Given records:
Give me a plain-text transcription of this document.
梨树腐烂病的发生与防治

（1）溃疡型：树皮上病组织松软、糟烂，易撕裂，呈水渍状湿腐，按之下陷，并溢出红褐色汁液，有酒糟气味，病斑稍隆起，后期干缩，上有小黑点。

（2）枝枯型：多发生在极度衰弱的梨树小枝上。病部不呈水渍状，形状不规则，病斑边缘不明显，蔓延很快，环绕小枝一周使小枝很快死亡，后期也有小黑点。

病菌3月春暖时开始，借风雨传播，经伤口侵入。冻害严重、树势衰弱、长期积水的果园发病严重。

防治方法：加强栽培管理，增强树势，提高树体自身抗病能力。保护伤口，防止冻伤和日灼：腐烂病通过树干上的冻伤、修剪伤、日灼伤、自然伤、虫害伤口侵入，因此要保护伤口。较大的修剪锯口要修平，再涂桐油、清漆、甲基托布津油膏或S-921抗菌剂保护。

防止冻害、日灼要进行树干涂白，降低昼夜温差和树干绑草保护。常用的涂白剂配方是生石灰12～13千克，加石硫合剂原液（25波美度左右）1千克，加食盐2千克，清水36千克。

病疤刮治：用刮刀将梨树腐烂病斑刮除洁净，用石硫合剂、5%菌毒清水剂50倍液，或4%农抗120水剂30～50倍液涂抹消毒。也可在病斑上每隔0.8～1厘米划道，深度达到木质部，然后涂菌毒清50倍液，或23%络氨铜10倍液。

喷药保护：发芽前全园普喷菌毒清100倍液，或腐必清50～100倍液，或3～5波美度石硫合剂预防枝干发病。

What is asked:
Write out the whole listing again, exactly as it stands.

Problem solution:
Give me a plain-text transcription of this document.
梨树腐烂病的发生与防治

（1）溃疡型：树皮上病组织松软、糟烂，易撕裂，呈水渍状湿腐，按之下陷，并溢出红褐色汁液，有酒糟气味，病斑稍隆起，后期干缩，上有小黑点。

（2）枝枯型：多发生在极度衰弱的梨树小枝上。病部不呈水渍状，形状不规则，病斑边缘不明显，蔓延很快，环绕小枝一周使小枝很快死亡，后期也有小黑点。

病菌3月春暖时开始，借风雨传播，经伤口侵入。冻害严重、树势衰弱、长期积水的果园发病严重。

防治方法：加强栽培管理，增强树势，提高树体自身抗病能力。保护伤口，防止冻伤和日灼：腐烂病通过树干上的冻伤、修剪伤、日灼伤、自然伤、虫害伤口侵入，因此要保护伤口。较大的修剪锯口要修平，再涂桐油、清漆、甲基托布津油膏或S-921抗菌剂保护。

防止冻害、日灼要进行树干涂白，降低昼夜温差和树干绑草保护。常用的涂白剂配方是生石灰12～13千克，加石硫合剂原液（25波美度左右）1千克，加食盐2千克，清水36千克。

病疤刮治：用刮刀将梨树腐烂病斑刮除洁净，用石硫合剂、5%菌毒清水剂50倍液，或4%农抗120水剂30～50倍液涂抹消毒。也可在病斑上每隔0.8～1厘米划道，深度达到木质部，然后涂菌毒清50倍液，或23%络氨铜10倍液。

喷药保护：发芽前全园普喷菌毒清100倍液，或腐必清50～100倍液，或3～5波美度石硫合剂预防枝干发病。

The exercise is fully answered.